(Stored records)
******

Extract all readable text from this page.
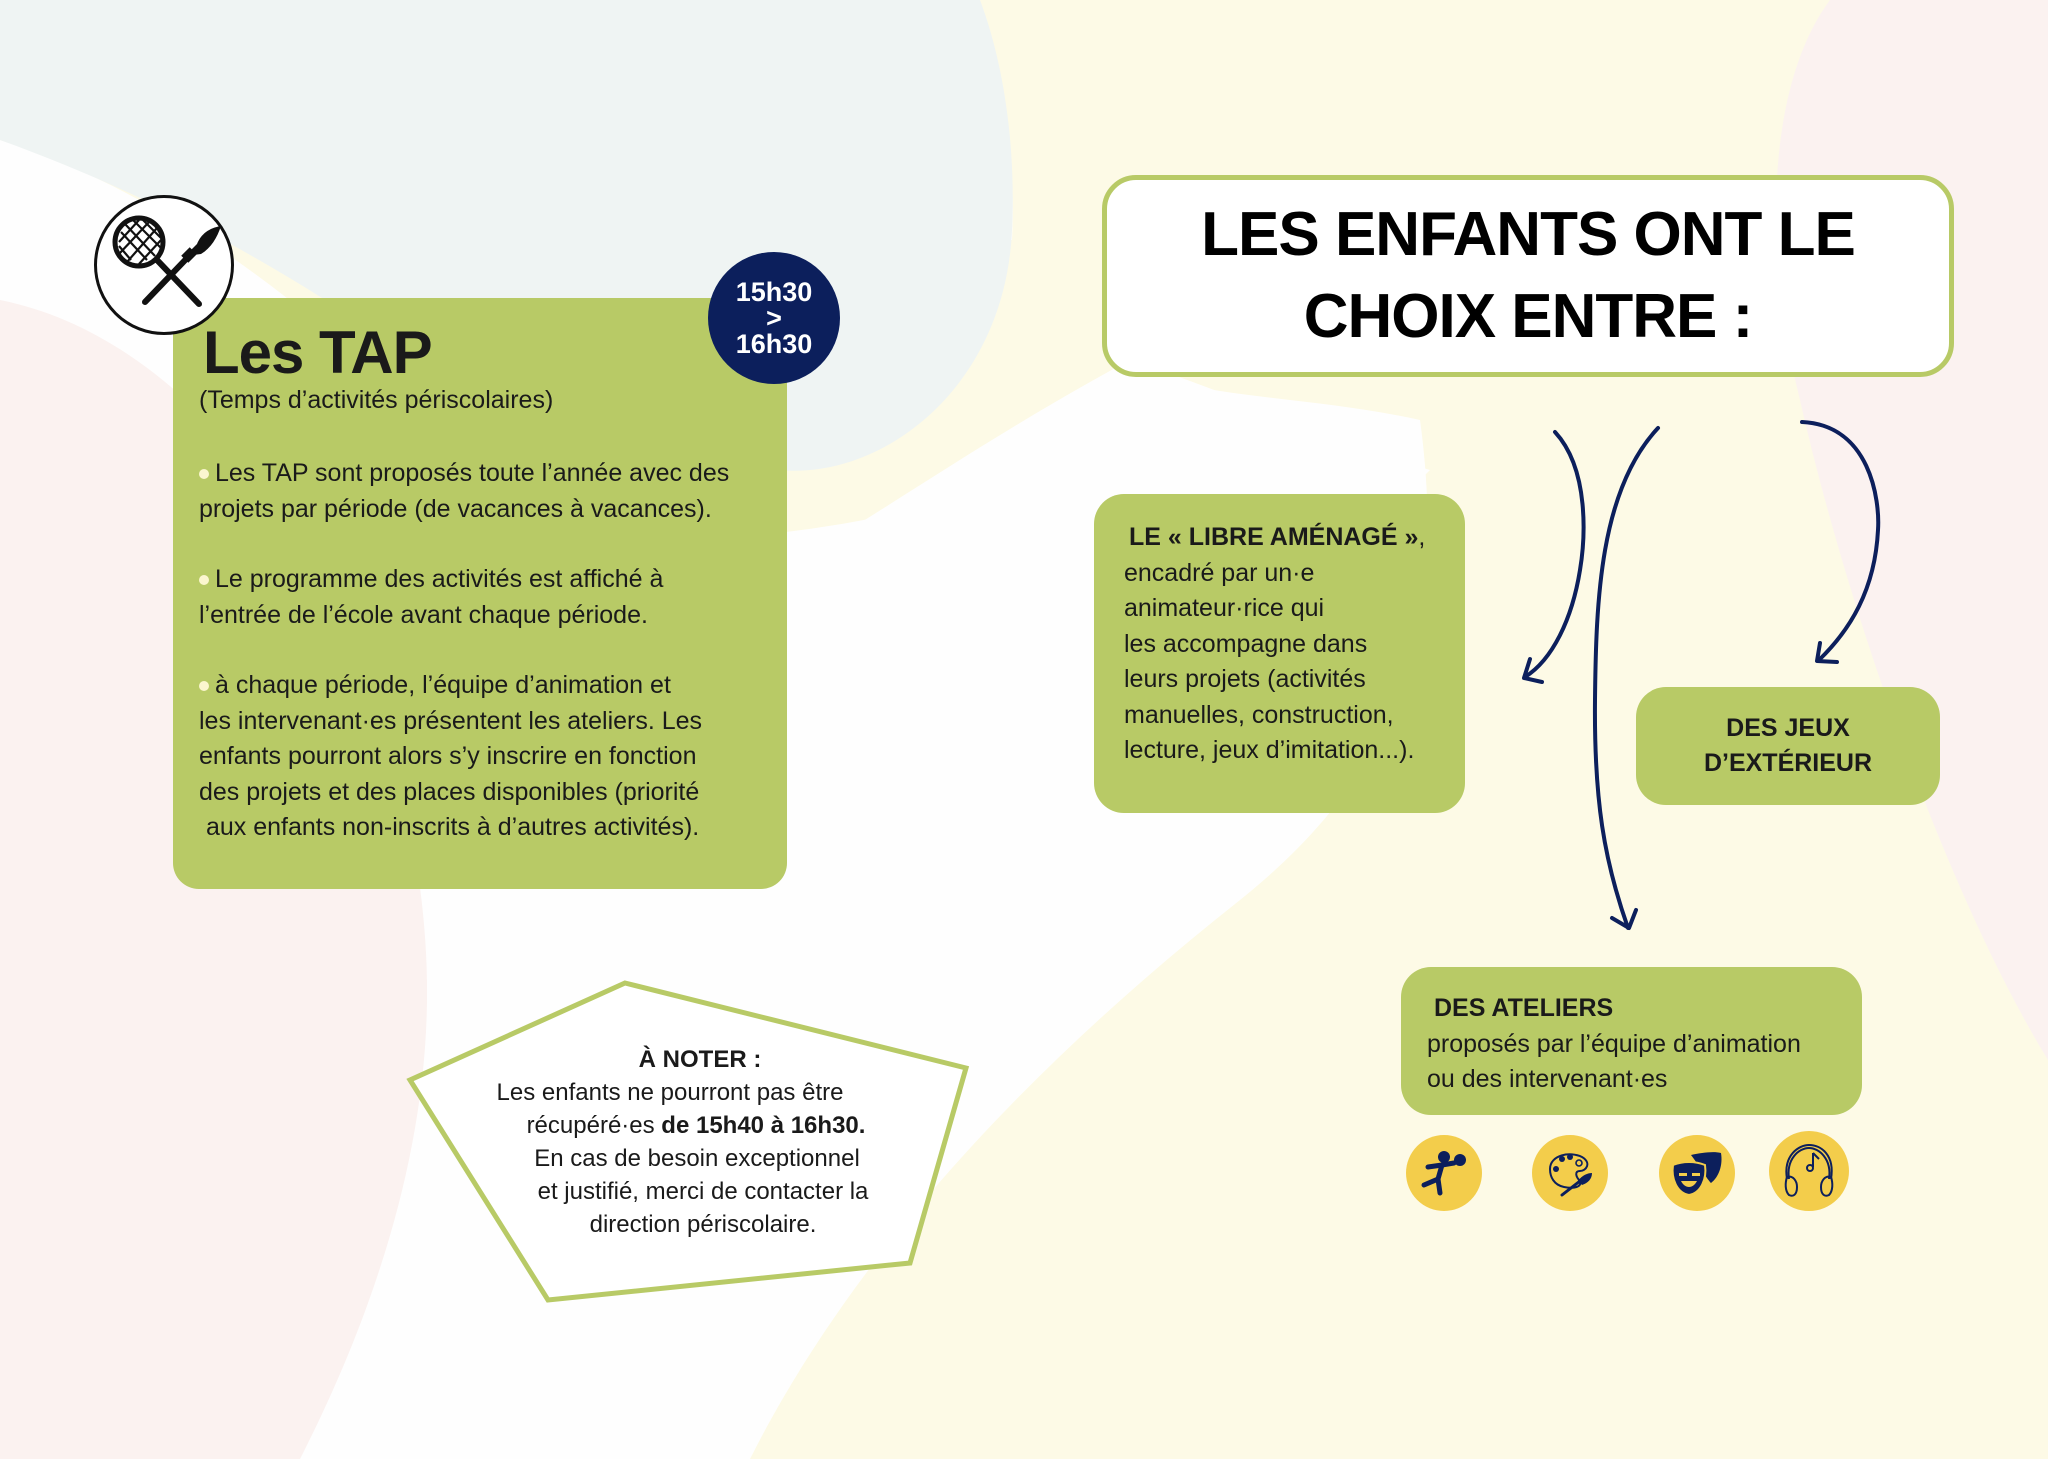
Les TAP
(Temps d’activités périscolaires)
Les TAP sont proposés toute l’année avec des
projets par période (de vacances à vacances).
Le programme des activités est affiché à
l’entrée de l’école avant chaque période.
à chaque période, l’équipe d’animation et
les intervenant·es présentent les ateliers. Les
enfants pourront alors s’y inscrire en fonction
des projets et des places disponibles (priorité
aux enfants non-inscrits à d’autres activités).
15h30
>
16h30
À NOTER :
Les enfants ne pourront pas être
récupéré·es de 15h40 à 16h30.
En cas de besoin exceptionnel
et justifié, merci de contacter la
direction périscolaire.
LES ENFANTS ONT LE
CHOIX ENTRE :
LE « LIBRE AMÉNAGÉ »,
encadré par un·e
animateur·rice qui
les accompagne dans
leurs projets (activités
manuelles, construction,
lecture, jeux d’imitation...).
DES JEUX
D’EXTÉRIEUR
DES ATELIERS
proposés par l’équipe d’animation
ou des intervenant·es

******

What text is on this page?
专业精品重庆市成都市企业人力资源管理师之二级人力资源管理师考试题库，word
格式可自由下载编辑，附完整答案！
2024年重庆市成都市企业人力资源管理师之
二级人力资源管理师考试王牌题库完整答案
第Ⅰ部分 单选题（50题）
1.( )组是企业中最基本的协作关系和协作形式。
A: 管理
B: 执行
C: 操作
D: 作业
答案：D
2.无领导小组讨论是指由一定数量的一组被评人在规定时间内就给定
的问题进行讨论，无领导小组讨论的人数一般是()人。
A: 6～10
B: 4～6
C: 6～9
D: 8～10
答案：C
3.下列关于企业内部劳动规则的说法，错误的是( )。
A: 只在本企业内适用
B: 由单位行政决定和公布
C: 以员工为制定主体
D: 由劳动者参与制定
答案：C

******

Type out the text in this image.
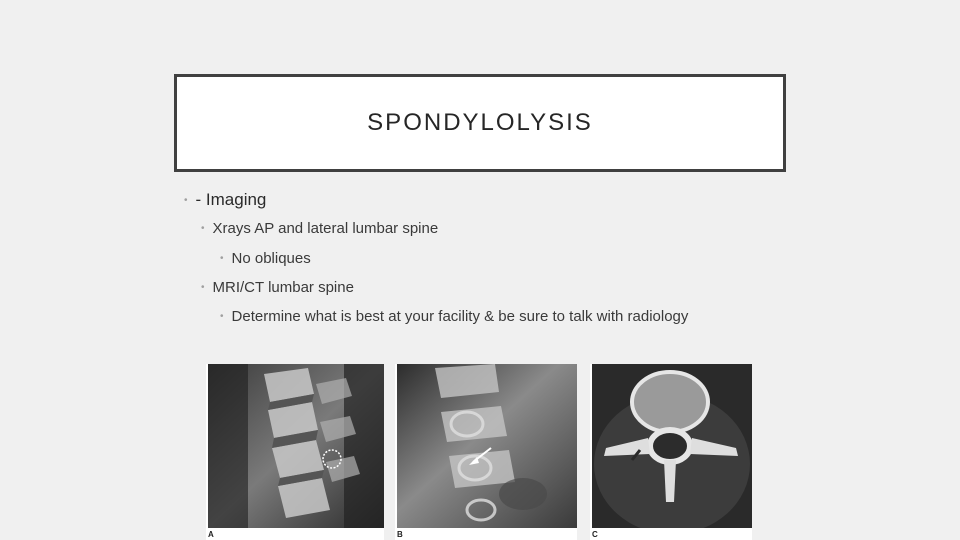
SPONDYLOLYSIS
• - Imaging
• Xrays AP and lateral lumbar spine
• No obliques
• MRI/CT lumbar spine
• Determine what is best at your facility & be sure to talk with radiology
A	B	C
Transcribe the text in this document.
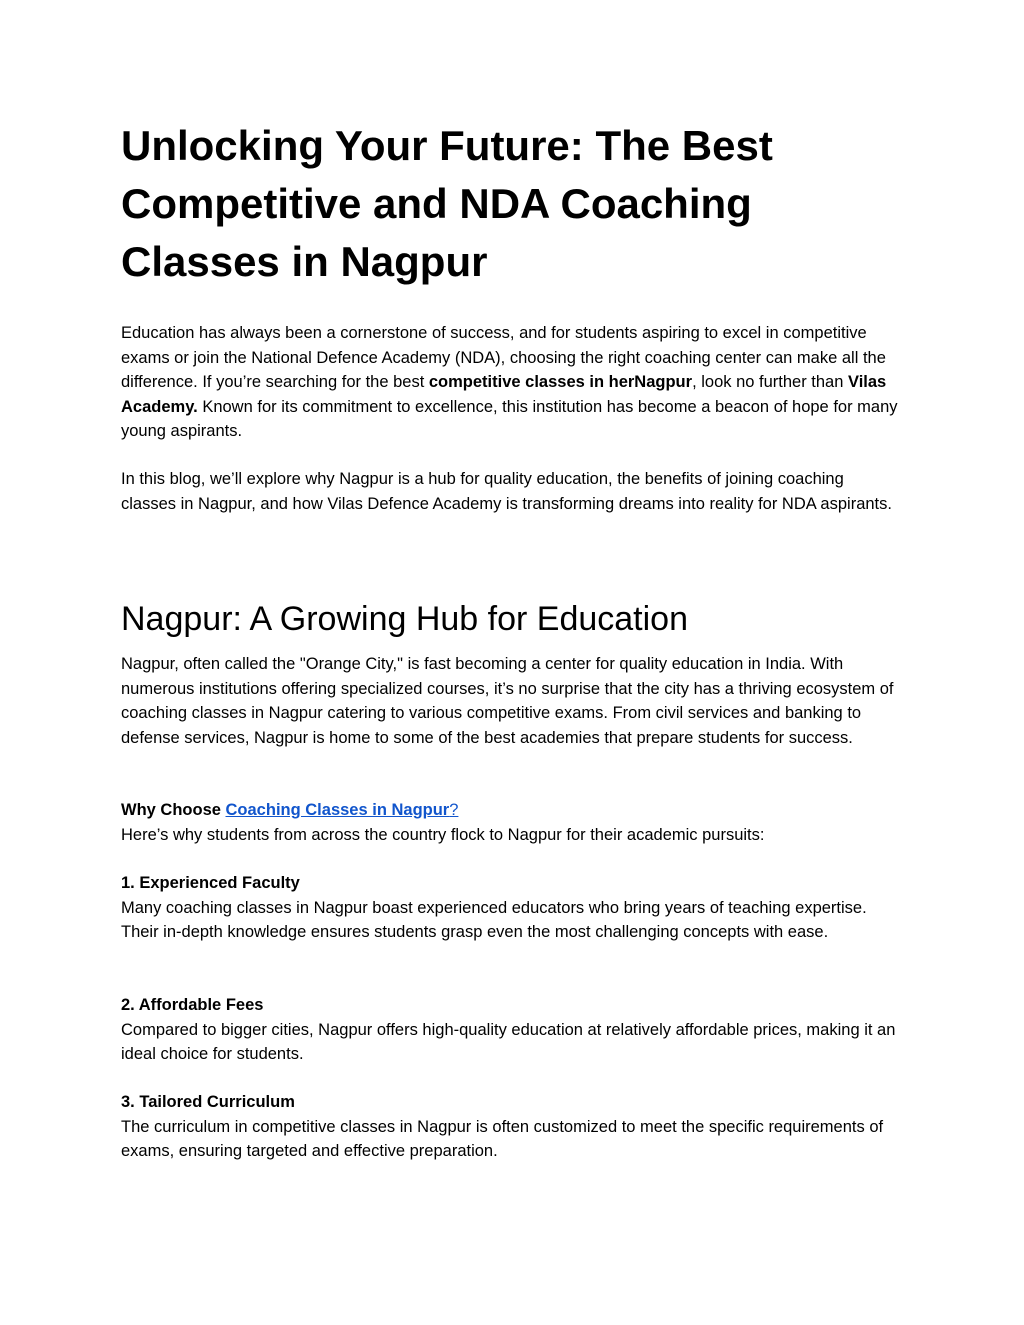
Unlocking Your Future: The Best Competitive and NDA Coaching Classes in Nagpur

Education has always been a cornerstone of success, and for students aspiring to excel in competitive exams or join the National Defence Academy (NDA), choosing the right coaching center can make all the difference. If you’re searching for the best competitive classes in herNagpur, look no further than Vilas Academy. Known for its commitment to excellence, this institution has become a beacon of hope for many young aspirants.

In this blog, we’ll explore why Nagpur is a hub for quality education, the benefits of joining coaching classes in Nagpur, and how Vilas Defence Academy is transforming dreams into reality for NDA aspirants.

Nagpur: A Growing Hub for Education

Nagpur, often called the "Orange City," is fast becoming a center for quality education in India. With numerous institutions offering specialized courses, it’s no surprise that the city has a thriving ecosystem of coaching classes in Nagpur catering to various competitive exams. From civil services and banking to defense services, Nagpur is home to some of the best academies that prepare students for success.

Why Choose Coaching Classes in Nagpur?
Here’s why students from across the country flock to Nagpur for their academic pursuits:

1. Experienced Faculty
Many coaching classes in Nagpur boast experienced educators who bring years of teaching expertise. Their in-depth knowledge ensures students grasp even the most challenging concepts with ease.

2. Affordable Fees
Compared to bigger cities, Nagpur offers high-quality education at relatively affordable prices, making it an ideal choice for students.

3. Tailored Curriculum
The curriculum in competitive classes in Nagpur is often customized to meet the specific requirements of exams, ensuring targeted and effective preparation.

******

§ Given request:
Read the data above. Pull out each line in which the string "activités" appears.

§ Problem solution:
(Temps d’activités périscolaires)
Le programme des activités est affiché à
aux enfants non-inscrits à d’autres activités).
leurs projets (activités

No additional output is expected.